_Given exercise_
Look for "typů" in each line of the entries, and return the matching lines.

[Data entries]
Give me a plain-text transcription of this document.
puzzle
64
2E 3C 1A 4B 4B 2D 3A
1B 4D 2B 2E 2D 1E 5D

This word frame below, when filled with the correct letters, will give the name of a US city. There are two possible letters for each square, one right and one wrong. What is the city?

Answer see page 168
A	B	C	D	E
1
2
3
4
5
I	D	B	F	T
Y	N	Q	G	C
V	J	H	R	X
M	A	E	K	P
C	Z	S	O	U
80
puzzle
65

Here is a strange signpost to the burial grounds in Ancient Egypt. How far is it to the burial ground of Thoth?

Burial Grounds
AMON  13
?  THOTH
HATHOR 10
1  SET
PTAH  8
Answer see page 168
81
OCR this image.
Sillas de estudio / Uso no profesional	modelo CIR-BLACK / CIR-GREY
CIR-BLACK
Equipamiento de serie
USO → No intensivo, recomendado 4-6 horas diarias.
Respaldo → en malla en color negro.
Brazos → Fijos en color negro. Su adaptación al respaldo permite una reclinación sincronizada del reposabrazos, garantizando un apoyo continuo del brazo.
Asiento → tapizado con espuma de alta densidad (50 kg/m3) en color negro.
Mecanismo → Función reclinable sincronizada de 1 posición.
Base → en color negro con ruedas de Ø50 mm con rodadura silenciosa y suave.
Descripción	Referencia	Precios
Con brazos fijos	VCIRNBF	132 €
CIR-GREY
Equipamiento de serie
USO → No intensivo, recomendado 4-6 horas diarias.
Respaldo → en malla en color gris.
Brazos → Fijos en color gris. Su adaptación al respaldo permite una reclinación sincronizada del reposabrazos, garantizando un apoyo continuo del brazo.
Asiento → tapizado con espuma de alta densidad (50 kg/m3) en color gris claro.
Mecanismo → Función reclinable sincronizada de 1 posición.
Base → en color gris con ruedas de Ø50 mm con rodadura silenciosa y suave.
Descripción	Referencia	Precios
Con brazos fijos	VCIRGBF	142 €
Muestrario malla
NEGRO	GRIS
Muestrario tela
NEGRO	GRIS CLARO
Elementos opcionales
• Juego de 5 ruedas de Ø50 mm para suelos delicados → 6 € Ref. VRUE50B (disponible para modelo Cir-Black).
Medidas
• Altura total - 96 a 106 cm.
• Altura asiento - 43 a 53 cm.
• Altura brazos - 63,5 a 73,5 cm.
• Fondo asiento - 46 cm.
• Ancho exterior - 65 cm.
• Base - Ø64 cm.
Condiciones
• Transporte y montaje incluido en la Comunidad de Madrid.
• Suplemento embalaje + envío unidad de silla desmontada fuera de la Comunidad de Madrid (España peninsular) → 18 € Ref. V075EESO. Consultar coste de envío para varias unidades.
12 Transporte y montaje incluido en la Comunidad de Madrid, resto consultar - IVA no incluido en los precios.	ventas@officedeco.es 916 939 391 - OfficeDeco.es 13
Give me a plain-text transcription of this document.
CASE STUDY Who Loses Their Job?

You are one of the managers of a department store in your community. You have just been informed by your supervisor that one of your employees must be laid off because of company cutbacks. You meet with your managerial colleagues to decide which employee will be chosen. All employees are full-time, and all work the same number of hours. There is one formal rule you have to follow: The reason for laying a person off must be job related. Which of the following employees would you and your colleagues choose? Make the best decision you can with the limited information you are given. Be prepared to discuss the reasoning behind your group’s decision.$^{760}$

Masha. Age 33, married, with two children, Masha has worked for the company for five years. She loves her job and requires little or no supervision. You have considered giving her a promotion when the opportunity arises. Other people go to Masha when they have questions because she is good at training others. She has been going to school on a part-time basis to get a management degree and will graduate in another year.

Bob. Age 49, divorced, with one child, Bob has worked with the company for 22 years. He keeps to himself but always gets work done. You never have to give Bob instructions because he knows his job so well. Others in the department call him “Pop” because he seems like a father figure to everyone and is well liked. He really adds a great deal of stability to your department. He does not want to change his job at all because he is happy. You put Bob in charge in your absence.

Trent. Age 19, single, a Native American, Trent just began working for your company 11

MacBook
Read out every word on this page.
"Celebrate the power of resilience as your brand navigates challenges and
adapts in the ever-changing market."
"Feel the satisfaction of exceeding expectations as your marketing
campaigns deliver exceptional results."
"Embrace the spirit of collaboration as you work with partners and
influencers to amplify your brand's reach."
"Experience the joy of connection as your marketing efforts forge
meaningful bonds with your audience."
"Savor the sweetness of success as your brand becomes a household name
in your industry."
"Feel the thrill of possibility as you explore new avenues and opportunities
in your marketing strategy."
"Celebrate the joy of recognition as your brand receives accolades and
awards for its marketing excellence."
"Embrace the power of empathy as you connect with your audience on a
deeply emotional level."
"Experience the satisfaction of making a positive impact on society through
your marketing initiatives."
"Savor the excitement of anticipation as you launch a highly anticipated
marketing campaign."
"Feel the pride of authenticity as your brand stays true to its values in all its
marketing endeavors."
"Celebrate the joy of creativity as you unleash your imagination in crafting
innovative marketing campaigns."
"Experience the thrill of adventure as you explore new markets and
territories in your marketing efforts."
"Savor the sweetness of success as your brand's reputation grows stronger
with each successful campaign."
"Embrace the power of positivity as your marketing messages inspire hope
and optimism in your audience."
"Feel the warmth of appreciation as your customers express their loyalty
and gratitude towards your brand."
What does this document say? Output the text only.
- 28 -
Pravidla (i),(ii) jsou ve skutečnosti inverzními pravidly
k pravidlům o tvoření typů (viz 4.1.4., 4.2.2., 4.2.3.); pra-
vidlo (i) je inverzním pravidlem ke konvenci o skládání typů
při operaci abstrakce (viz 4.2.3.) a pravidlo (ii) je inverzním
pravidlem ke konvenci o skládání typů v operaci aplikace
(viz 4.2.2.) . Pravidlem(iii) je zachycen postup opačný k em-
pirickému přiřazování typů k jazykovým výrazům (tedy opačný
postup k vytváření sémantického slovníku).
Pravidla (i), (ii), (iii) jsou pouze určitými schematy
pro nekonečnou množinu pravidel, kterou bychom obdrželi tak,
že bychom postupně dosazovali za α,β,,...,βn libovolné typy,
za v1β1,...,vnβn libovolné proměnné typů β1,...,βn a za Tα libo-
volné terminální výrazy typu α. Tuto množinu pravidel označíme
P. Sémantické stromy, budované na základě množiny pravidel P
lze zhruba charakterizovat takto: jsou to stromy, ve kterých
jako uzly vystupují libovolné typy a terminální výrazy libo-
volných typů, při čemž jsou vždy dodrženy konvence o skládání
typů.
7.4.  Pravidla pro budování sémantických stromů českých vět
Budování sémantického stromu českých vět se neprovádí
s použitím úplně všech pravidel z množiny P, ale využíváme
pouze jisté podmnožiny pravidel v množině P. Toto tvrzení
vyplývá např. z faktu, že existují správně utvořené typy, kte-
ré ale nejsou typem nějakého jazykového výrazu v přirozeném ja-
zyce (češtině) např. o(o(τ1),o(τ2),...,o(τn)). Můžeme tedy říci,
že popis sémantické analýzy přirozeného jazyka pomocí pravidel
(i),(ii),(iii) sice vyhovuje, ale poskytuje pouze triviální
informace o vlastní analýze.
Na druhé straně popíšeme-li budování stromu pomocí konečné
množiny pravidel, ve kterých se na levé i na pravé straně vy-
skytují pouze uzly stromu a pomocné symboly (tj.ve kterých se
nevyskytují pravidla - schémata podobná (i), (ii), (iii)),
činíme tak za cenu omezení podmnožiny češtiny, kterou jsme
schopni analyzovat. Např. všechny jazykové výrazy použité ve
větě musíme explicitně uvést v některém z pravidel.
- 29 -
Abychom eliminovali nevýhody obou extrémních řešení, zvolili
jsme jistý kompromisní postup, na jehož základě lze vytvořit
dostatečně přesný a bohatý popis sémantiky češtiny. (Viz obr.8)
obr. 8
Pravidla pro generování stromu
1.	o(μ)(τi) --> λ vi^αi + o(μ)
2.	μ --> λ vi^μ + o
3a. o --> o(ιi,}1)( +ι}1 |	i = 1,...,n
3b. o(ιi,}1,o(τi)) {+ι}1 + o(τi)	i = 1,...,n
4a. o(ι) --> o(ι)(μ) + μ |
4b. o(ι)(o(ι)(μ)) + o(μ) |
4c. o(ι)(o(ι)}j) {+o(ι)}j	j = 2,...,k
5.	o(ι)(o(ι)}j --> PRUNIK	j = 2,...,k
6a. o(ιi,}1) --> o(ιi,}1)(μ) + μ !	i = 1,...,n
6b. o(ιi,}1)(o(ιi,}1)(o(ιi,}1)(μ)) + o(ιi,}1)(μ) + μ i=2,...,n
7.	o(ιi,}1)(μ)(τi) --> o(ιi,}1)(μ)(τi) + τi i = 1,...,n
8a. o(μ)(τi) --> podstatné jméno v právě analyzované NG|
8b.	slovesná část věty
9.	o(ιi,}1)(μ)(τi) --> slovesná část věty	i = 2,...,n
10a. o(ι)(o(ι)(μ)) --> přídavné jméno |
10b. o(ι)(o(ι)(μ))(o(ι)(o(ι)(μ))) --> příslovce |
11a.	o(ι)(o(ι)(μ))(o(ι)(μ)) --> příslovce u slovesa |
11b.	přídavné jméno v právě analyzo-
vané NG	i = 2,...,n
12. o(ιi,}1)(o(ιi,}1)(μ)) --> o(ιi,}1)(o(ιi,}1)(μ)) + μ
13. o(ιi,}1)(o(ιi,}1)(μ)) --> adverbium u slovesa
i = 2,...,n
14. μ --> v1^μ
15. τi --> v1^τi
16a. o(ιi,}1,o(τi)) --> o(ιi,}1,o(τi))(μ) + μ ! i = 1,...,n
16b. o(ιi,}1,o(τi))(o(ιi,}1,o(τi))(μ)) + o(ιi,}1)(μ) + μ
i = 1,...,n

_Result of this exercise_
k pravidlům o tvoření typů (viz 4.1.4., 4.2.2., 4.2.3.); pra-
vidlo (i) je inverzním pravidlem ke konvenci o skládání typů
pravidlem ke konvenci o skládání typů v operaci aplikace
pirickému přiřazování typů k jazykovým výrazům (tedy opačný
za v1β1,...,vnβn libovolné proměnné typů β1,...,βn a za Tα libo-
volných typů, při čemž jsou vždy dodrženy konvence o skládání
typů.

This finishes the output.